— Begin Entries shown —
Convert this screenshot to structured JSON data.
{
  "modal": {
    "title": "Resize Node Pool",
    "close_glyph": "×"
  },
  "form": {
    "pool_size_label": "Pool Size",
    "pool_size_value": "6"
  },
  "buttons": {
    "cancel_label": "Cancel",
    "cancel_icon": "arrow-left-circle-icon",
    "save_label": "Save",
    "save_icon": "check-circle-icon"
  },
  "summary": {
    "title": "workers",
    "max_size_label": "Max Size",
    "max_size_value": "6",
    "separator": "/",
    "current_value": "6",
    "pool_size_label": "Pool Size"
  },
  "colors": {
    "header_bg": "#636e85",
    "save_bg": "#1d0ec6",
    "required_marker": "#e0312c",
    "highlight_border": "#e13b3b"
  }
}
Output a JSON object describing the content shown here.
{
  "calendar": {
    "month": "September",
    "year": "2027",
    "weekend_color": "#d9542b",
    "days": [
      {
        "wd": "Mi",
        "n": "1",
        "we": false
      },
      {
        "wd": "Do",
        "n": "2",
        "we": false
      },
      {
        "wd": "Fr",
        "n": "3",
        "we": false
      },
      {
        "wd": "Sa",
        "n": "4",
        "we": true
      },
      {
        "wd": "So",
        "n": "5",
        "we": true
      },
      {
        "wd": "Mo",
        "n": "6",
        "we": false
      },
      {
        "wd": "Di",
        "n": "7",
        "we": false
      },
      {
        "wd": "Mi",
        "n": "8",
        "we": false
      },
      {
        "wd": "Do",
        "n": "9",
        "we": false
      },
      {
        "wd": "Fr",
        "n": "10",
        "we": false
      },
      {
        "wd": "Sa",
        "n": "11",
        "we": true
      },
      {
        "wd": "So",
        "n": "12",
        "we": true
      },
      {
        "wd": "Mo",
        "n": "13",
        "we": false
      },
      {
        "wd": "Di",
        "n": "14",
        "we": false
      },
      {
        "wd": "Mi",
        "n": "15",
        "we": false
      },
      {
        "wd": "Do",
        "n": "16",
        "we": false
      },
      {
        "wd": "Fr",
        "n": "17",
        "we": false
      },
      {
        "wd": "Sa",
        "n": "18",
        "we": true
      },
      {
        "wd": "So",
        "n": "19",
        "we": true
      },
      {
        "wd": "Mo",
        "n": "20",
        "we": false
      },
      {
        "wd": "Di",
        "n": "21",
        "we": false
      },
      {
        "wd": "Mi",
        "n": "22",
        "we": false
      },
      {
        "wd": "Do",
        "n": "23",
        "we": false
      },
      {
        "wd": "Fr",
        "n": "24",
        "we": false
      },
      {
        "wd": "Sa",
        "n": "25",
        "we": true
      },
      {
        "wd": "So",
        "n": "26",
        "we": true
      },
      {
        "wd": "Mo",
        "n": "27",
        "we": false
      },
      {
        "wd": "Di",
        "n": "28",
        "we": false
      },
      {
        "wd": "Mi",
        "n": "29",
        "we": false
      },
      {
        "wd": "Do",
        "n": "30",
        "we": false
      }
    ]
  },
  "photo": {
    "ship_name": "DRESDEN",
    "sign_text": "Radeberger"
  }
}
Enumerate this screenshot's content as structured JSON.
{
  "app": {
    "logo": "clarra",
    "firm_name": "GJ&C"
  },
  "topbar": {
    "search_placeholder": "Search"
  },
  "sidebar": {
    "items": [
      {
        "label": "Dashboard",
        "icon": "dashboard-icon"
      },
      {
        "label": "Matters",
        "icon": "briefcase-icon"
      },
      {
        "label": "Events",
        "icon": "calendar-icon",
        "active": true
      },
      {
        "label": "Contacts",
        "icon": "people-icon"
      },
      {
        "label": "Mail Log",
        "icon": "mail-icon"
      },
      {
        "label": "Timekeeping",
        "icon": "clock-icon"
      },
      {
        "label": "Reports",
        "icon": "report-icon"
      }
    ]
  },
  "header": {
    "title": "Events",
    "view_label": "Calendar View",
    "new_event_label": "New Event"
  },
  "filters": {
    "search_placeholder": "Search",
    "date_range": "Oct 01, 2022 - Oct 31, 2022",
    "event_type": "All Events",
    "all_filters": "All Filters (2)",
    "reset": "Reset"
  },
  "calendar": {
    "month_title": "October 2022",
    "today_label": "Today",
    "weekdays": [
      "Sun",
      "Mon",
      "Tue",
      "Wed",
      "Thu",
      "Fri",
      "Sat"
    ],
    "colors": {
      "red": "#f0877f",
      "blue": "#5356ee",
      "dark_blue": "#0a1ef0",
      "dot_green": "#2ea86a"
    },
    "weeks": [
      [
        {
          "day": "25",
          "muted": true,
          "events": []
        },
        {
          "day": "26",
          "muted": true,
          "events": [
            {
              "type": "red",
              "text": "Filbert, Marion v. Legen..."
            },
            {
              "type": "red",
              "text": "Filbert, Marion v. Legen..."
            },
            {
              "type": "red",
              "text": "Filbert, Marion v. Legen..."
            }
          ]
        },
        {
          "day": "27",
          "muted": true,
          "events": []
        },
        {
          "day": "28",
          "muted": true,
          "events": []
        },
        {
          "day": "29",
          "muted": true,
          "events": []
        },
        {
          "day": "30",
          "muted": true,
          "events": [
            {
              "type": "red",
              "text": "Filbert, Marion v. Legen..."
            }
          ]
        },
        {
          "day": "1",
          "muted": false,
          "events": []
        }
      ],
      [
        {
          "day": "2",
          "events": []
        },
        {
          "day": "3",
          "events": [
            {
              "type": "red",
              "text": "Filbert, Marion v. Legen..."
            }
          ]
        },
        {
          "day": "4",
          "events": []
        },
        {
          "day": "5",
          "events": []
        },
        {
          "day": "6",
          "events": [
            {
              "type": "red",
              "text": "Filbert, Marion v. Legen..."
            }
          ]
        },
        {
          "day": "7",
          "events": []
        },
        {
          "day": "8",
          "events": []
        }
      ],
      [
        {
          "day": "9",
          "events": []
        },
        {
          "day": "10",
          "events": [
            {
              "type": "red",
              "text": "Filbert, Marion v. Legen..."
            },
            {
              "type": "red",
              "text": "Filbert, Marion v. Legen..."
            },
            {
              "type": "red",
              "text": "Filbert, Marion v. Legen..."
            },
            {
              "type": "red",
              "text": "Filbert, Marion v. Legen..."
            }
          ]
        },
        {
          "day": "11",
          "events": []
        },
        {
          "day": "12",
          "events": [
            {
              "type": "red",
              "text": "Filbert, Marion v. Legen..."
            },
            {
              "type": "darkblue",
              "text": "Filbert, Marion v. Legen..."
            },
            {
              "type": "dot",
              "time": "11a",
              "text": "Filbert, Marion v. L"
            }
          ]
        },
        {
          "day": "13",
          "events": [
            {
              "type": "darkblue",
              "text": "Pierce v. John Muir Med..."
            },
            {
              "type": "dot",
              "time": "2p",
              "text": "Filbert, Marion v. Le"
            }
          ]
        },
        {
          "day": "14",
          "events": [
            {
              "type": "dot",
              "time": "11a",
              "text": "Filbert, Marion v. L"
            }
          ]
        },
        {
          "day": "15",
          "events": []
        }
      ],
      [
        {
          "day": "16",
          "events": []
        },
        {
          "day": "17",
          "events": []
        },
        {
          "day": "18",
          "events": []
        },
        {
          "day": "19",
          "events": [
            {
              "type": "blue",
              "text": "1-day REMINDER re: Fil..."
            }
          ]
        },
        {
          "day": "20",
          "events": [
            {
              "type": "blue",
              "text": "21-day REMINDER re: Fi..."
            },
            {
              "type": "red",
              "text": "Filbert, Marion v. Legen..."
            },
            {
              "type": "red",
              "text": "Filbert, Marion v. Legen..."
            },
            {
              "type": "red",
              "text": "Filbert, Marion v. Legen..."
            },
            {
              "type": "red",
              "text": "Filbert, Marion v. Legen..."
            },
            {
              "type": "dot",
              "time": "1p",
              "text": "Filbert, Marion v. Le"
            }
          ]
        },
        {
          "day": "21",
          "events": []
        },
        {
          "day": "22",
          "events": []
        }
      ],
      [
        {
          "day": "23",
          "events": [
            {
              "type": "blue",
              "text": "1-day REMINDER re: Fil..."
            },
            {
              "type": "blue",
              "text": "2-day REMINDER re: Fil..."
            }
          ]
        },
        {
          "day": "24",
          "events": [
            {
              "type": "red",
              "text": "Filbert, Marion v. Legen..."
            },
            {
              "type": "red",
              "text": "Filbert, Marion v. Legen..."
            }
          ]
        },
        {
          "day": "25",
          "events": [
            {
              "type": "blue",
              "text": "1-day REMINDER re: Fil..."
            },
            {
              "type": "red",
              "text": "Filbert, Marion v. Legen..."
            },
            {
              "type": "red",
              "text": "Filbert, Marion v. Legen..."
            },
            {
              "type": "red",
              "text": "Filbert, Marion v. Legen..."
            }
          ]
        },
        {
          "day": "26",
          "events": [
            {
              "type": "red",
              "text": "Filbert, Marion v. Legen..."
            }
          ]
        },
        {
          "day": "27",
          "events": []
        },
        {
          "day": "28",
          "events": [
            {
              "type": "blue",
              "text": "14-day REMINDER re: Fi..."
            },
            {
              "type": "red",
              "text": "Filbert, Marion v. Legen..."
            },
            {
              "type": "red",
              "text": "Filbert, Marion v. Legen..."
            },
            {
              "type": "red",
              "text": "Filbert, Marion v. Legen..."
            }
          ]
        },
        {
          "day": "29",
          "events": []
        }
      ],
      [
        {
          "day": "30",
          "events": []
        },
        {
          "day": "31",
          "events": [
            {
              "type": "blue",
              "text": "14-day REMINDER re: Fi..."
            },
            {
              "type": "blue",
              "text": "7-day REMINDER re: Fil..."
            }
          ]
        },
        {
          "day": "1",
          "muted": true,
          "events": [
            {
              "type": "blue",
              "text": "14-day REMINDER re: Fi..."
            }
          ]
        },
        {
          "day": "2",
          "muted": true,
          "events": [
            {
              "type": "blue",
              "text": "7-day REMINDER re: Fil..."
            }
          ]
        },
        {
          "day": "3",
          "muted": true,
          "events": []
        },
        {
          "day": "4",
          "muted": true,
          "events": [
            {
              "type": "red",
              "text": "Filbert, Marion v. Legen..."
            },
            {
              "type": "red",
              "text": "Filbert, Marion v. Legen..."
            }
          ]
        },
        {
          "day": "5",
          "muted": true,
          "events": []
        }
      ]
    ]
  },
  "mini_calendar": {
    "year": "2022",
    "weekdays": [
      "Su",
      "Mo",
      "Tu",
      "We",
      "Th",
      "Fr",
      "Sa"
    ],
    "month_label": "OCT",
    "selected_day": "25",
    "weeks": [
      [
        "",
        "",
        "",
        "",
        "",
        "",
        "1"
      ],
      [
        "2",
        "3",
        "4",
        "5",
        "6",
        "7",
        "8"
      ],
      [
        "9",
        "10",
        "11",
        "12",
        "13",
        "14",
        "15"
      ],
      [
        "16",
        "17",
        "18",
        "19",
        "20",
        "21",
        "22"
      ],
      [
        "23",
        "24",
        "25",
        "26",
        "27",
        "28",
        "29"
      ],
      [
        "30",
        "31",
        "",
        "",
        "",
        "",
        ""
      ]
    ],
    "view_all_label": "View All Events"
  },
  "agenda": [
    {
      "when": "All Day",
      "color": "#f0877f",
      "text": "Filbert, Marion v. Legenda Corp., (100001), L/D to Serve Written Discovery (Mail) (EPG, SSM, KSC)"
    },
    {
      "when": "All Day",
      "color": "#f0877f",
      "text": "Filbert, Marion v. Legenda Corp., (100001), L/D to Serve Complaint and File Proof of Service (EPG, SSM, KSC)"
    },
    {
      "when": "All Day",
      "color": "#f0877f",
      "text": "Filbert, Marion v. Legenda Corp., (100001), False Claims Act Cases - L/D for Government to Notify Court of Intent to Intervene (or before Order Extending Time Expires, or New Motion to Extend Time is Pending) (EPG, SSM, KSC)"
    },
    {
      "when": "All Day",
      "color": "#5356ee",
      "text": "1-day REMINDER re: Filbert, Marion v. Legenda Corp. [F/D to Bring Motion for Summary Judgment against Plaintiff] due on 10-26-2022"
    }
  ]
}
— End Entries shown —
Stated task ▸
Copy every line from the entries that contains the word "JSON".

Complete output ▸
Convert this screenshot to structured JSON data.
Output a JSON object describing the content shown here.
Enumerate this screenshot's content as structured JSON.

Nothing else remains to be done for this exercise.